_Task to complete_.
Go through the listing and copy every line word for word.

(Structured figure records)
((

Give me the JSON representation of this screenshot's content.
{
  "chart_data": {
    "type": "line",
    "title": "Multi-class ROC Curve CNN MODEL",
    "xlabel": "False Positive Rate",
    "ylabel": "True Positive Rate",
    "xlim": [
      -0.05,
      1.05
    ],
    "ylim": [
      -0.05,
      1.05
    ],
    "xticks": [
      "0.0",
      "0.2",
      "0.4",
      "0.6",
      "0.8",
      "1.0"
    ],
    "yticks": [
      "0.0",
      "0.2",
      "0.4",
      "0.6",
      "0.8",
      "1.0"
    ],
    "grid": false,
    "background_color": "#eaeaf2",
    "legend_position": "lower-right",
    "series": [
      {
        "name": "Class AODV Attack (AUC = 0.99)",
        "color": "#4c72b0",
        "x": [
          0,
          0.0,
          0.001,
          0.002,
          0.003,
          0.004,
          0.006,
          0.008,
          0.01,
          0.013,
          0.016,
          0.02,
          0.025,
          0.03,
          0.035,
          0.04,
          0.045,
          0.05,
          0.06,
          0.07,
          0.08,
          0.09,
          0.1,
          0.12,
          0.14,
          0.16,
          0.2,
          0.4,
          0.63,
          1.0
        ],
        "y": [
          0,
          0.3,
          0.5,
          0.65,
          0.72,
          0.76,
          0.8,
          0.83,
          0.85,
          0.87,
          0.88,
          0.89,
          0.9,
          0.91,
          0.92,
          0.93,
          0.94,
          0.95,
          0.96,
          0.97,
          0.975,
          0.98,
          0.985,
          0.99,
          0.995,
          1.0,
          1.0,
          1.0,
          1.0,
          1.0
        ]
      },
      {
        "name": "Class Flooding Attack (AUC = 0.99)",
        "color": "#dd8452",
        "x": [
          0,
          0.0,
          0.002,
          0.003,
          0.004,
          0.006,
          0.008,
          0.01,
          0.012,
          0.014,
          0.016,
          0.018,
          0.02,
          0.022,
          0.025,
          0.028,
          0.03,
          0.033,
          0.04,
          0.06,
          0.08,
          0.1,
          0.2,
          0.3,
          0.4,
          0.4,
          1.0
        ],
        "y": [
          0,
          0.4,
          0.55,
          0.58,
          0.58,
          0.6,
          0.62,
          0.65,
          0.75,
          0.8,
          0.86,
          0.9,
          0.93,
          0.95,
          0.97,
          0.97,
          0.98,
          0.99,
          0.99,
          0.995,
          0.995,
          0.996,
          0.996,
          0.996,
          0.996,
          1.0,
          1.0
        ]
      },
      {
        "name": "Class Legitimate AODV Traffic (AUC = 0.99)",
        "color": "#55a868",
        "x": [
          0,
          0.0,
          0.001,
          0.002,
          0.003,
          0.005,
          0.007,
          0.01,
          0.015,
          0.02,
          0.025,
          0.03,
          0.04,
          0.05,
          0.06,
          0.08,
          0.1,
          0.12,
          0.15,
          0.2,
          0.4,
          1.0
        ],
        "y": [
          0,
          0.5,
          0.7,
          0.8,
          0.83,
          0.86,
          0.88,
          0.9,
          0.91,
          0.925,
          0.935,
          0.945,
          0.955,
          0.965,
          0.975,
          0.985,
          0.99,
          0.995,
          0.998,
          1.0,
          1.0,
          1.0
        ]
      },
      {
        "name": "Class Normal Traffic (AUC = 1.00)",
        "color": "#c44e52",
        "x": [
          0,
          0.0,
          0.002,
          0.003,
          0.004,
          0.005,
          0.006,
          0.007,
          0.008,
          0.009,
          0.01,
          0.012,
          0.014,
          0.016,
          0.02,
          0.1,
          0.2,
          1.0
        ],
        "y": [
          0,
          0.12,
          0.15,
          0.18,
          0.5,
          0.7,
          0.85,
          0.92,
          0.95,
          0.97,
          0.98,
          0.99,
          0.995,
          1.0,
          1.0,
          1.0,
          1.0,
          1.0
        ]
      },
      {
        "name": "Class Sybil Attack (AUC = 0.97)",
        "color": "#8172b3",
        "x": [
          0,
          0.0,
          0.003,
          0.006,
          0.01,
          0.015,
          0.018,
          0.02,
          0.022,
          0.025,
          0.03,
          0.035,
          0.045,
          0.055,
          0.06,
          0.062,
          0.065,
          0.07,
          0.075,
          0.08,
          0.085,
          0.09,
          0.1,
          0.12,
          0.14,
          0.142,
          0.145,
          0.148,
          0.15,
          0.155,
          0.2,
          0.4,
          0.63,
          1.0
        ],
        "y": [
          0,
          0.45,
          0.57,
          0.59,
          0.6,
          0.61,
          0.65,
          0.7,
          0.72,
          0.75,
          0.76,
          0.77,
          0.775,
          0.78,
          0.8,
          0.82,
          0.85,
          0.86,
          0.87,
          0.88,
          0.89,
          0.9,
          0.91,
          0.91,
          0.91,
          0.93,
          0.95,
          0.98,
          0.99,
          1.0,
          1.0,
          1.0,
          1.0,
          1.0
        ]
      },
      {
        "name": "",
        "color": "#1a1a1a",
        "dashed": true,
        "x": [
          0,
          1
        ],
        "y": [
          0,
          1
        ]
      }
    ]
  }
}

))

_Result below_.
Give me the JSON representation of this screenshot's content.
{
  "chart_data": {
    "type": "line",
    "title": "Multi-class ROC Curve CNN MODEL",
    "xlabel": "False Positive Rate",
    "ylabel": "True Positive Rate",
    "xlim": [
      -0.05,
      1.05
    ],
    "ylim": [
      -0.05,
      1.05
    ],
    "xticks": [
      "0.0",
      "0.2",
      "0.4",
      "0.6",
      "0.8",
      "1.0"
    ],
    "yticks": [
      "0.0",
      "0.2",
      "0.4",
      "0.6",
      "0.8",
      "1.0"
    ],
    "grid": false,
    "background_color": "#eaeaf2",
    "legend_position": "lower-right",
    "series": [
      {
        "name": "Class AODV Attack (AUC = 0.99)",
        "color": "#4c72b0",
        "x": [
          0,
          0.0,
          0.001,
          0.002,
          0.003,
          0.004,
          0.006,
          0.008,
          0.01,
          0.013,
          0.016,
          0.02,
          0.025,
          0.03,
          0.035,
          0.04,
          0.045,
          0.05,
          0.06,
          0.07,
          0.08,
          0.09,
          0.1,
          0.12,
          0.14,
          0.16,
          0.2,
          0.4,
          0.63,
          1.0
        ],
        "y": [
          0,
          0.3,
          0.5,
          0.65,
          0.72,
          0.76,
          0.8,
          0.83,
          0.85,
          0.87,
          0.88,
          0.89,
          0.9,
          0.91,
          0.92,
          0.93,
          0.94,
          0.95,
          0.96,
          0.97,
          0.975,
          0.98,
          0.985,
          0.99,
          0.995,
          1.0,
          1.0,
          1.0,
          1.0,
          1.0
        ]
      },
      {
        "name": "Class Flooding Attack (AUC = 0.99)",
        "color": "#dd8452",
        "x": [
          0,
          0.0,
          0.002,
          0.003,
          0.004,
          0.006,
          0.008,
          0.01,
          0.012,
          0.014,
          0.016,
          0.018,
          0.02,
          0.022,
          0.025,
          0.028,
          0.03,
          0.033,
          0.04,
          0.06,
          0.08,
          0.1,
          0.2,
          0.3,
          0.4,
          0.4,
          1.0
        ],
        "y": [
          0,
          0.4,
          0.55,
          0.58,
          0.58,
          0.6,
          0.62,
          0.65,
          0.75,
          0.8,
          0.86,
          0.9,
          0.93,
          0.95,
          0.97,
          0.97,
          0.98,
          0.99,
          0.99,
          0.995,
          0.995,
          0.996,
          0.996,
          0.996,
          0.996,
          1.0,
          1.0
        ]
      },
      {
        "name": "Class Legitimate AODV Traffic (AUC = 0.99)",
        "color": "#55a868",
        "x": [
          0,
          0.0,
          0.001,
          0.002,
          0.003,
          0.005,
          0.007,
          0.01,
          0.015,
          0.02,
          0.025,
          0.03,
          0.04,
          0.05,
          0.06,
          0.08,
          0.1,
          0.12,
          0.15,
          0.2,
          0.4,
          1.0
        ],
        "y": [
          0,
          0.5,
          0.7,
          0.8,
          0.83,
          0.86,
          0.88,
          0.9,
          0.91,
          0.925,
          0.935,
          0.945,
          0.955,
          0.965,
          0.975,
          0.985,
          0.99,
          0.995,
          0.998,
          1.0,
          1.0,
          1.0
        ]
      },
      {
        "name": "Class Normal Traffic (AUC = 1.00)",
        "color": "#c44e52",
        "x": [
          0,
          0.0,
          0.002,
          0.003,
          0.004,
          0.005,
          0.006,
          0.007,
          0.008,
          0.009,
          0.01,
          0.012,
          0.014,
          0.016,
          0.02,
          0.1,
          0.2,
          1.0
        ],
        "y": [
          0,
          0.12,
          0.15,
          0.18,
          0.5,
          0.7,
          0.85,
          0.92,
          0.95,
          0.97,
          0.98,
          0.99,
          0.995,
          1.0,
          1.0,
          1.0,
          1.0,
          1.0
        ]
      },
      {
        "name": "Class Sybil Attack (AUC = 0.97)",
        "color": "#8172b3",
        "x": [
          0,
          0.0,
          0.003,
          0.006,
          0.01,
          0.015,
          0.018,
          0.02,
          0.022,
          0.025,
          0.03,
          0.035,
          0.045,
          0.055,
          0.06,
          0.062,
          0.065,
          0.07,
          0.075,
          0.08,
          0.085,
          0.09,
          0.1,
          0.12,
          0.14,
          0.142,
          0.145,
          0.148,
          0.15,
          0.155,
          0.2,
          0.4,
          0.63,
          1.0
        ],
        "y": [
          0,
          0.45,
          0.57,
          0.59,
          0.6,
          0.61,
          0.65,
          0.7,
          0.72,
          0.75,
          0.76,
          0.77,
          0.775,
          0.78,
          0.8,
          0.82,
          0.85,
          0.86,
          0.87,
          0.88,
          0.89,
          0.9,
          0.91,
          0.91,
          0.91,
          0.93,
          0.95,
          0.98,
          0.99,
          1.0,
          1.0,
          1.0,
          1.0,
          1.0
        ]
      },
      {
        "name": "",
        "color": "#1a1a1a",
        "dashed": true,
        "x": [
          0,
          1
        ],
        "y": [
          0,
          1
        ]
      }
    ]
  }
}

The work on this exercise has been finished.